Problem A:
Translate this sentence from the passage on the future workplace into Spanish: "Work is something you do, not somewhere you go."
Problem B:
Reproduce the records line for line, starting with their first line and ending with the line that contains "- title-bar[interactable]: BO", including that line.

Source passage:
-*-

Work is something you do, not somewhere you go. Now that we have the technology to work anywhere, a workplace must offer more than just a room in which to work; it must provide an experiential richness that the digital world is unable to replace or circumvent. The workplace must become an attractor to draw people together and facilitate the social and creative interactions that lead to innovation.
Below are four key attributes of the future workplace, which describe a point of departure from which we can explore how ‘work’ will evolve:
Successful workplaces are engaging, in a physical and a social sense because they facilitate the planned and serendipitous interactions that foster creativity and innovation. We help this to happen by designing a kind of convergent space that blurs and mixes different uses together.
Two in five workers in the UK workers spend at least half a day a week working flexibly; from a coffee shop, at home or on the move. We can see and begin to comprehend a trend towards the convergence of traditionally separate spaces that are expanding and overlapping as we learn to work in richer and more complex ways. Why not combine shops and offices, or café and hotel, or work, life and event to fit our mobile urban lives.

-*-

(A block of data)
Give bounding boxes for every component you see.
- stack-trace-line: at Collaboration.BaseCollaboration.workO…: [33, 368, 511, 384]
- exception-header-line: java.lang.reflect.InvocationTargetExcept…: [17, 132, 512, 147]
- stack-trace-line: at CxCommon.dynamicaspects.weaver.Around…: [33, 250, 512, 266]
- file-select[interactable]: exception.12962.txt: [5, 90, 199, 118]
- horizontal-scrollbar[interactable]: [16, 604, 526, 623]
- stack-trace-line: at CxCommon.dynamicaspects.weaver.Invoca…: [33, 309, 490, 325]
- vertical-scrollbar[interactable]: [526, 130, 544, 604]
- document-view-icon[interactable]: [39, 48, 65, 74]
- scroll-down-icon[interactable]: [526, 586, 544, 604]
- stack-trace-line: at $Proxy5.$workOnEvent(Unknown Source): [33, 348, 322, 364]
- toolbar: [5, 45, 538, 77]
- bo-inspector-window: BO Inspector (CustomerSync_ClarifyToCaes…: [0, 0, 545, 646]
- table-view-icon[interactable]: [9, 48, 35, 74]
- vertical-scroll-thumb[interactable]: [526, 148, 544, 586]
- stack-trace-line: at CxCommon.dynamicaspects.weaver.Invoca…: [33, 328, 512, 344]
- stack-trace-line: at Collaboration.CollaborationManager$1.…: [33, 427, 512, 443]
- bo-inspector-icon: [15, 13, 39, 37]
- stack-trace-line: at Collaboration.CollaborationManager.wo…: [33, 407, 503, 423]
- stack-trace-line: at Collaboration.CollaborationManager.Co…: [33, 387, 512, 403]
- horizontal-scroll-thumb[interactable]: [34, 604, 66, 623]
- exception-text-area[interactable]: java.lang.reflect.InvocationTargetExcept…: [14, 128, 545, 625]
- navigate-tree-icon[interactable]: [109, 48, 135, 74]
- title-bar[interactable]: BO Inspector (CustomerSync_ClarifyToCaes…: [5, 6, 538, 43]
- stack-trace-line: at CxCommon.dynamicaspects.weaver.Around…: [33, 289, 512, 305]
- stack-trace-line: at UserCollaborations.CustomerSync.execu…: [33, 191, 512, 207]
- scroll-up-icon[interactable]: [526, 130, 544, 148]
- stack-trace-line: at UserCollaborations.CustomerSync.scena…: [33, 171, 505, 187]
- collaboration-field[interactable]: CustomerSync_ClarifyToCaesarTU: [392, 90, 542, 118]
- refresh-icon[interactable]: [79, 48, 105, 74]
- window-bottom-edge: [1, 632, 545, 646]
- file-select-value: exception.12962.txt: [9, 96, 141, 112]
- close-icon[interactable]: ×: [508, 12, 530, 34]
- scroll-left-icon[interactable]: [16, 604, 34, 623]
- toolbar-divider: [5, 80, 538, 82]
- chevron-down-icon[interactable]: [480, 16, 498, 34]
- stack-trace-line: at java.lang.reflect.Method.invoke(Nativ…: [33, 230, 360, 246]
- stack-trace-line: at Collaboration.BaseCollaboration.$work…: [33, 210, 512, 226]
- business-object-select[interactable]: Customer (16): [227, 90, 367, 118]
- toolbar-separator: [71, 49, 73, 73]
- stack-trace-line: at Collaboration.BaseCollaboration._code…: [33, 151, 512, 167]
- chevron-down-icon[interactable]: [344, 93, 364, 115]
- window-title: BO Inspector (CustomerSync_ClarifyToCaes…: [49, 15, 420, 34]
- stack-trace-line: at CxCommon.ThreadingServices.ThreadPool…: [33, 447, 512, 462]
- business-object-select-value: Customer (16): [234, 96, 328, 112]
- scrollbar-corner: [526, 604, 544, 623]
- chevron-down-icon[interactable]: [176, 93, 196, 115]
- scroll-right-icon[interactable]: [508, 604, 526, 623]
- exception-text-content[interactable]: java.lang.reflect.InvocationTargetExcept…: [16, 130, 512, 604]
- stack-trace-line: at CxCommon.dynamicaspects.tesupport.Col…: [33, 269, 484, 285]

-*-

Final answer A:
El trabajo es algo que haces, no un lugar al que vas.

Final answer B:
Give bounding boxes for every component you see.
- stack-trace-line: at Collaboration.BaseCollaboration.workO…: [33, 368, 511, 384]
- exception-header-line: java.lang.reflect.InvocationTargetExcept…: [17, 132, 512, 147]
- stack-trace-line: at CxCommon.dynamicaspects.weaver.Around…: [33, 250, 512, 266]
- file-select[interactable]: exception.12962.txt: [5, 90, 199, 118]
- horizontal-scrollbar[interactable]: [16, 604, 526, 623]
- stack-trace-line: at CxCommon.dynamicaspects.weaver.Invoca…: [33, 309, 490, 325]
- vertical-scrollbar[interactable]: [526, 130, 544, 604]
- document-view-icon[interactable]: [39, 48, 65, 74]
- scroll-down-icon[interactable]: [526, 586, 544, 604]
- stack-trace-line: at $Proxy5.$workOnEvent(Unknown Source): [33, 348, 322, 364]
- toolbar: [5, 45, 538, 77]
- bo-inspector-window: BO Inspector (CustomerSync_ClarifyToCaes…: [0, 0, 545, 646]
- table-view-icon[interactable]: [9, 48, 35, 74]
- vertical-scroll-thumb[interactable]: [526, 148, 544, 586]
- stack-trace-line: at CxCommon.dynamicaspects.weaver.Invoca…: [33, 328, 512, 344]
- stack-trace-line: at Collaboration.CollaborationManager$1.…: [33, 427, 512, 443]
- bo-inspector-icon: [15, 13, 39, 37]
- stack-trace-line: at Collaboration.CollaborationManager.wo…: [33, 407, 503, 423]
- stack-trace-line: at Collaboration.CollaborationManager.Co…: [33, 387, 512, 403]
- horizontal-scroll-thumb[interactable]: [34, 604, 66, 623]
- exception-text-area[interactable]: java.lang.reflect.InvocationTargetExcept…: [14, 128, 545, 625]
- navigate-tree-icon[interactable]: [109, 48, 135, 74]
- title-bar[interactable]: BO Inspector (CustomerSync_ClarifyToCaes…: [5, 6, 538, 43]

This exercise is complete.